• TASK: Copy all lines holding the word "title" from the entries.
BEGIN EXTRACTED ENTRIES
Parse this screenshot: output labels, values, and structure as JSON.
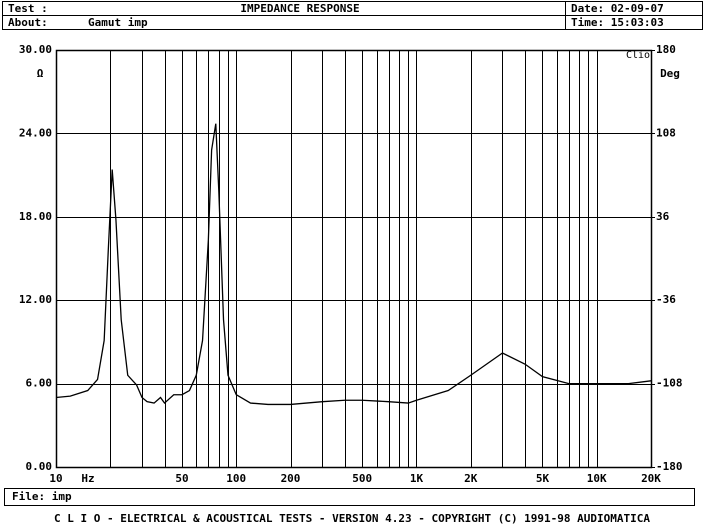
{
  "header": {
    "test_label": "Test :",
    "title": "IMPEDANCE RESPONSE",
    "date": "Date: 02-09-07",
    "about_label": "About:",
    "about": "Gamut imp",
    "time": "Time: 15:03:03"
  },
  "chart_data": {
    "type": "line",
    "x_scale": "log",
    "color": "#000000",
    "grid": true,
    "x_unit": "Hz",
    "y_unit": "Ω",
    "y2_label": "Deg",
    "watermark": "Clio",
    "x": [
      10,
      12,
      15,
      17,
      18.5,
      19.5,
      20.5,
      21.5,
      23,
      25,
      28,
      30,
      32,
      35,
      38,
      40,
      45,
      50,
      55,
      60,
      65,
      70,
      73,
      77,
      80,
      85,
      90,
      100,
      120,
      150,
      200,
      300,
      400,
      500,
      700,
      900,
      1000,
      1500,
      2000,
      3000,
      4000,
      5000,
      7000,
      10000,
      15000,
      20000
    ],
    "values": [
      5.0,
      5.1,
      5.5,
      6.3,
      9.1,
      15.6,
      21.4,
      17.8,
      10.6,
      6.6,
      5.9,
      5.0,
      4.7,
      4.6,
      5.0,
      4.6,
      5.2,
      5.2,
      5.5,
      6.6,
      9.1,
      16.3,
      22.8,
      24.7,
      19.9,
      10.6,
      6.6,
      5.2,
      4.6,
      4.5,
      4.5,
      4.7,
      4.8,
      4.8,
      4.7,
      4.6,
      4.8,
      5.5,
      6.6,
      8.2,
      7.4,
      6.5,
      6.0,
      6.0,
      6.0,
      6.2
    ],
    "xlim": [
      10,
      20000
    ],
    "xticks": [
      10,
      50,
      100,
      200,
      500,
      {
        "value": 1000,
        "label": "1K"
      },
      {
        "value": 2000,
        "label": "2K"
      },
      {
        "value": 5000,
        "label": "5K"
      },
      {
        "value": 10000,
        "label": "10K"
      },
      {
        "value": 20000,
        "label": "20K"
      }
    ],
    "xminor": [
      20,
      30,
      40,
      60,
      70,
      80,
      90,
      300,
      400,
      600,
      700,
      800,
      900,
      3000,
      4000,
      6000,
      7000,
      8000,
      9000
    ],
    "ylim": [
      0,
      30
    ],
    "yticks": [
      {
        "value": 0,
        "label": "0.00"
      },
      {
        "value": 6,
        "label": "6.00"
      },
      {
        "value": 12,
        "label": "12.00"
      },
      {
        "value": 18,
        "label": "18.00"
      },
      {
        "value": 24,
        "label": "24.00"
      },
      {
        "value": 30,
        "label": "30.00"
      }
    ],
    "y2lim": [
      -180,
      180
    ],
    "y2ticks": [
      -180,
      -108,
      -36,
      36,
      108,
      180
    ]
  },
  "footer": {
    "file": "File: imp",
    "credits": "C L I O  -  ELECTRICAL & ACOUSTICAL TESTS  -  VERSION 4.23  -  COPYRIGHT (C) 1991-98 AUDIOMATICA"
  }
}
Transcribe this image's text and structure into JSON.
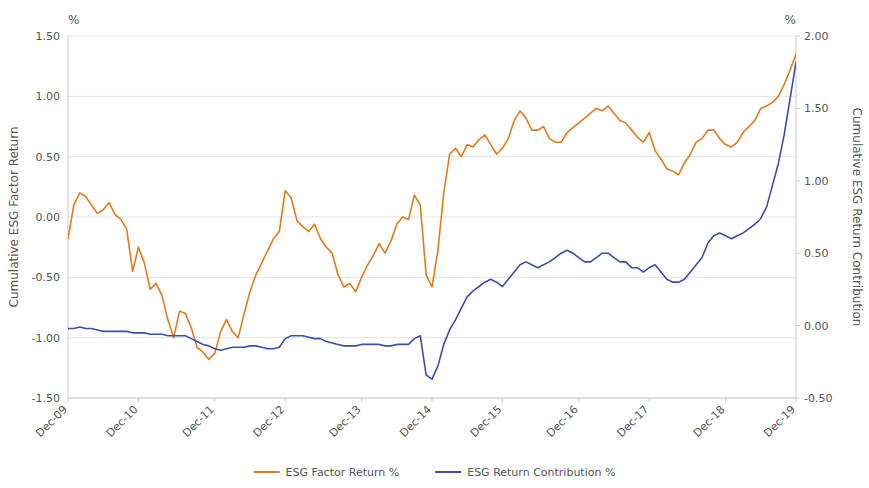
{
  "chart_data": {
    "type": "line",
    "y_label": "Cumulative ESG Factor Return",
    "y2_label": "Cumulative ESG Return Contribution",
    "annotations": [
      {
        "text": "%",
        "axis": "y"
      },
      {
        "text": "%",
        "axis": "y2"
      }
    ],
    "categories": [
      "Dec-09",
      null,
      null,
      null,
      null,
      null,
      null,
      null,
      null,
      null,
      null,
      null,
      "Dec-10",
      null,
      null,
      null,
      null,
      null,
      null,
      null,
      null,
      null,
      null,
      null,
      null,
      "Dec-11",
      null,
      null,
      null,
      null,
      null,
      null,
      null,
      null,
      null,
      null,
      null,
      "Dec-12",
      null,
      null,
      null,
      null,
      null,
      null,
      null,
      null,
      null,
      null,
      null,
      null,
      "Dec-13",
      null,
      null,
      null,
      null,
      null,
      null,
      null,
      null,
      null,
      null,
      null,
      "Dec-14",
      null,
      null,
      null,
      null,
      null,
      null,
      null,
      null,
      null,
      null,
      null,
      "Dec-15",
      null,
      null,
      null,
      null,
      null,
      null,
      null,
      null,
      null,
      null,
      null,
      null,
      "Dec-16",
      null,
      null,
      null,
      null,
      null,
      null,
      null,
      null,
      null,
      null,
      null,
      "Dec-17",
      null,
      null,
      null,
      null,
      null,
      null,
      null,
      null,
      null,
      null,
      null,
      null,
      "Dec-18",
      null,
      null,
      null,
      null,
      null,
      null,
      null,
      null,
      null,
      null,
      null,
      "Dec-19"
    ],
    "series": [
      {
        "name": "ESG Factor Return %",
        "color": "#E07B20",
        "axis": "y",
        "values": [
          -0.18,
          0.1,
          0.2,
          0.17,
          0.1,
          0.03,
          0.06,
          0.12,
          0.02,
          -0.02,
          -0.1,
          -0.45,
          -0.25,
          -0.38,
          -0.6,
          -0.55,
          -0.65,
          -0.85,
          -1.0,
          -0.78,
          -0.8,
          -0.92,
          -1.08,
          -1.12,
          -1.18,
          -1.13,
          -0.95,
          -0.85,
          -0.95,
          -1.0,
          -0.8,
          -0.62,
          -0.48,
          -0.38,
          -0.28,
          -0.18,
          -0.12,
          0.22,
          0.16,
          -0.03,
          -0.08,
          -0.12,
          -0.06,
          -0.18,
          -0.25,
          -0.3,
          -0.48,
          -0.58,
          -0.55,
          -0.62,
          -0.5,
          -0.4,
          -0.32,
          -0.22,
          -0.3,
          -0.2,
          -0.06,
          0.0,
          -0.02,
          0.18,
          0.1,
          -0.48,
          -0.58,
          -0.28,
          0.2,
          0.52,
          0.57,
          0.5,
          0.6,
          0.58,
          0.64,
          0.68,
          0.6,
          0.52,
          0.57,
          0.65,
          0.8,
          0.88,
          0.82,
          0.72,
          0.72,
          0.75,
          0.65,
          0.62,
          0.62,
          0.7,
          0.74,
          0.78,
          0.82,
          0.86,
          0.9,
          0.88,
          0.92,
          0.86,
          0.8,
          0.78,
          0.72,
          0.66,
          0.62,
          0.7,
          0.55,
          0.48,
          0.4,
          0.38,
          0.35,
          0.45,
          0.52,
          0.62,
          0.65,
          0.72,
          0.72,
          0.65,
          0.6,
          0.58,
          0.62,
          0.7,
          0.75,
          0.8,
          0.9,
          0.92,
          0.95,
          1.0,
          1.1,
          1.22,
          1.35
        ]
      },
      {
        "name": "ESG Return Contribution %",
        "color": "#3B4FA8",
        "axis": "y2",
        "values": [
          -0.02,
          -0.02,
          -0.01,
          -0.02,
          -0.02,
          -0.03,
          -0.04,
          -0.04,
          -0.04,
          -0.04,
          -0.04,
          -0.05,
          -0.05,
          -0.05,
          -0.06,
          -0.06,
          -0.06,
          -0.07,
          -0.07,
          -0.07,
          -0.07,
          -0.09,
          -0.11,
          -0.13,
          -0.14,
          -0.16,
          -0.17,
          -0.16,
          -0.15,
          -0.15,
          -0.15,
          -0.14,
          -0.14,
          -0.15,
          -0.16,
          -0.16,
          -0.15,
          -0.09,
          -0.07,
          -0.07,
          -0.07,
          -0.08,
          -0.09,
          -0.09,
          -0.11,
          -0.12,
          -0.13,
          -0.14,
          -0.14,
          -0.14,
          -0.13,
          -0.13,
          -0.13,
          -0.13,
          -0.14,
          -0.14,
          -0.13,
          -0.13,
          -0.13,
          -0.09,
          -0.07,
          -0.34,
          -0.37,
          -0.28,
          -0.13,
          -0.03,
          0.04,
          0.12,
          0.2,
          0.24,
          0.27,
          0.3,
          0.32,
          0.3,
          0.27,
          0.32,
          0.37,
          0.42,
          0.44,
          0.42,
          0.4,
          0.42,
          0.44,
          0.47,
          0.5,
          0.52,
          0.5,
          0.47,
          0.44,
          0.44,
          0.47,
          0.5,
          0.5,
          0.47,
          0.44,
          0.44,
          0.4,
          0.4,
          0.37,
          0.4,
          0.42,
          0.37,
          0.32,
          0.3,
          0.3,
          0.32,
          0.37,
          0.42,
          0.47,
          0.57,
          0.62,
          0.64,
          0.62,
          0.6,
          0.62,
          0.64,
          0.67,
          0.7,
          0.74,
          0.82,
          0.97,
          1.12,
          1.32,
          1.57,
          1.82
        ]
      }
    ],
    "ylim": [
      -1.5,
      1.5
    ],
    "yticks": [
      {
        "value": -1.5,
        "label": "-1.50"
      },
      {
        "value": -1.0,
        "label": "-1.00"
      },
      {
        "value": -0.5,
        "label": "-0.50"
      },
      {
        "value": 0.0,
        "label": "0.00"
      },
      {
        "value": 0.5,
        "label": "0.50"
      },
      {
        "value": 1.0,
        "label": "1.00"
      },
      {
        "value": 1.5,
        "label": "1.50"
      }
    ],
    "y2lim": [
      -0.5,
      2.0
    ],
    "y2ticks": [
      {
        "value": -0.5,
        "label": "-0.50"
      },
      {
        "value": 0.0,
        "label": "0.00"
      },
      {
        "value": 0.5,
        "label": "0.50"
      },
      {
        "value": 1.0,
        "label": "1.00"
      },
      {
        "value": 1.5,
        "label": "1.50"
      },
      {
        "value": 2.0,
        "label": "2.00"
      }
    ],
    "grid": true,
    "legend": "bottom"
  }
}
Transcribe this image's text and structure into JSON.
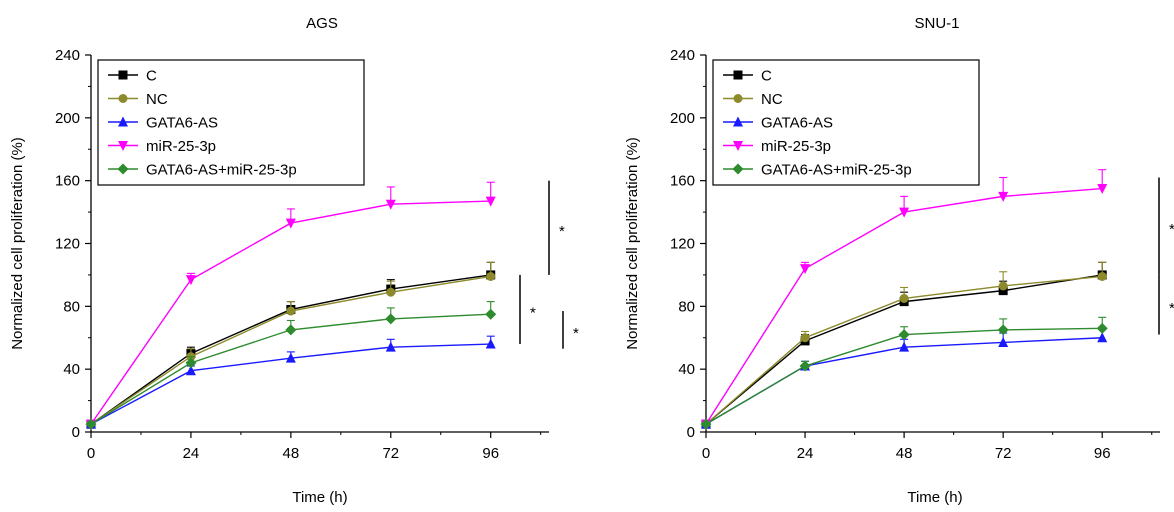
{
  "chart_data": [
    {
      "type": "line",
      "title": "AGS",
      "xlabel": "Time (h)",
      "ylabel": "Normalized cell proliferation (%)",
      "x": [
        0,
        24,
        48,
        72,
        96
      ],
      "xlim": [
        0,
        110
      ],
      "ylim": [
        0,
        240
      ],
      "xticks": [
        0,
        24,
        48,
        72,
        96
      ],
      "yticks": [
        0,
        40,
        80,
        120,
        160,
        200,
        240
      ],
      "legend_position": "top-left",
      "grid": false,
      "series": [
        {
          "name": "C",
          "color": "#000000",
          "marker": "square",
          "values": [
            5,
            50,
            78,
            91,
            100
          ],
          "errors": [
            0,
            4,
            5,
            6,
            8
          ]
        },
        {
          "name": "NC",
          "color": "#8c8a2a",
          "marker": "circle",
          "values": [
            5,
            48,
            77,
            89,
            99
          ],
          "errors": [
            0,
            5,
            6,
            7,
            9
          ]
        },
        {
          "name": "GATA6-AS",
          "color": "#1a1aff",
          "marker": "triangle-up",
          "values": [
            5,
            39,
            47,
            54,
            56
          ],
          "errors": [
            0,
            3,
            4,
            5,
            5
          ]
        },
        {
          "name": "miR-25-3p",
          "color": "#ff00ff",
          "marker": "triangle-down",
          "values": [
            5,
            97,
            133,
            145,
            147
          ],
          "errors": [
            0,
            4,
            9,
            11,
            12
          ]
        },
        {
          "name": "GATA6-AS+miR-25-3p",
          "color": "#2e8b2e",
          "marker": "diamond",
          "values": [
            5,
            44,
            65,
            72,
            75
          ],
          "errors": [
            0,
            4,
            6,
            7,
            8
          ]
        }
      ],
      "significance": [
        {
          "y_from": 100,
          "y_to": 160,
          "label": "*"
        },
        {
          "y_from": 56,
          "y_to": 100,
          "label": "*"
        },
        {
          "y_from": 53,
          "y_to": 77,
          "label": "*"
        }
      ]
    },
    {
      "type": "line",
      "title": "SNU-1",
      "xlabel": "Time (h)",
      "ylabel": "Normalized cell proliferation (%)",
      "x": [
        0,
        24,
        48,
        72,
        96
      ],
      "xlim": [
        0,
        110
      ],
      "ylim": [
        0,
        240
      ],
      "xticks": [
        0,
        24,
        48,
        72,
        96
      ],
      "yticks": [
        0,
        40,
        80,
        120,
        160,
        200,
        240
      ],
      "legend_position": "top-left",
      "grid": false,
      "series": [
        {
          "name": "C",
          "color": "#000000",
          "marker": "square",
          "values": [
            5,
            58,
            83,
            90,
            100
          ],
          "errors": [
            0,
            4,
            6,
            6,
            8
          ]
        },
        {
          "name": "NC",
          "color": "#8c8a2a",
          "marker": "circle",
          "values": [
            5,
            60,
            85,
            93,
            99
          ],
          "errors": [
            0,
            4,
            7,
            9,
            9
          ]
        },
        {
          "name": "GATA6-AS",
          "color": "#1a1aff",
          "marker": "triangle-up",
          "values": [
            5,
            42,
            54,
            57,
            60
          ],
          "errors": [
            0,
            3,
            5,
            6,
            6
          ]
        },
        {
          "name": "miR-25-3p",
          "color": "#ff00ff",
          "marker": "triangle-down",
          "values": [
            5,
            104,
            140,
            150,
            155
          ],
          "errors": [
            0,
            4,
            10,
            12,
            12
          ]
        },
        {
          "name": "GATA6-AS+miR-25-3p",
          "color": "#2e8b2e",
          "marker": "diamond",
          "values": [
            5,
            42,
            62,
            65,
            66
          ],
          "errors": [
            0,
            3,
            5,
            7,
            7
          ]
        }
      ],
      "significance": [
        {
          "y_from": 100,
          "y_to": 162,
          "label": "*"
        },
        {
          "y_from": 62,
          "y_to": 100,
          "label": "*"
        }
      ]
    }
  ]
}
END EXTRACTED ENTRIES
• ANSWER IN FULL:
    "title": "IMPEDANCE RESPONSE",
      "title": "AGS",
      "title": "SNU-1",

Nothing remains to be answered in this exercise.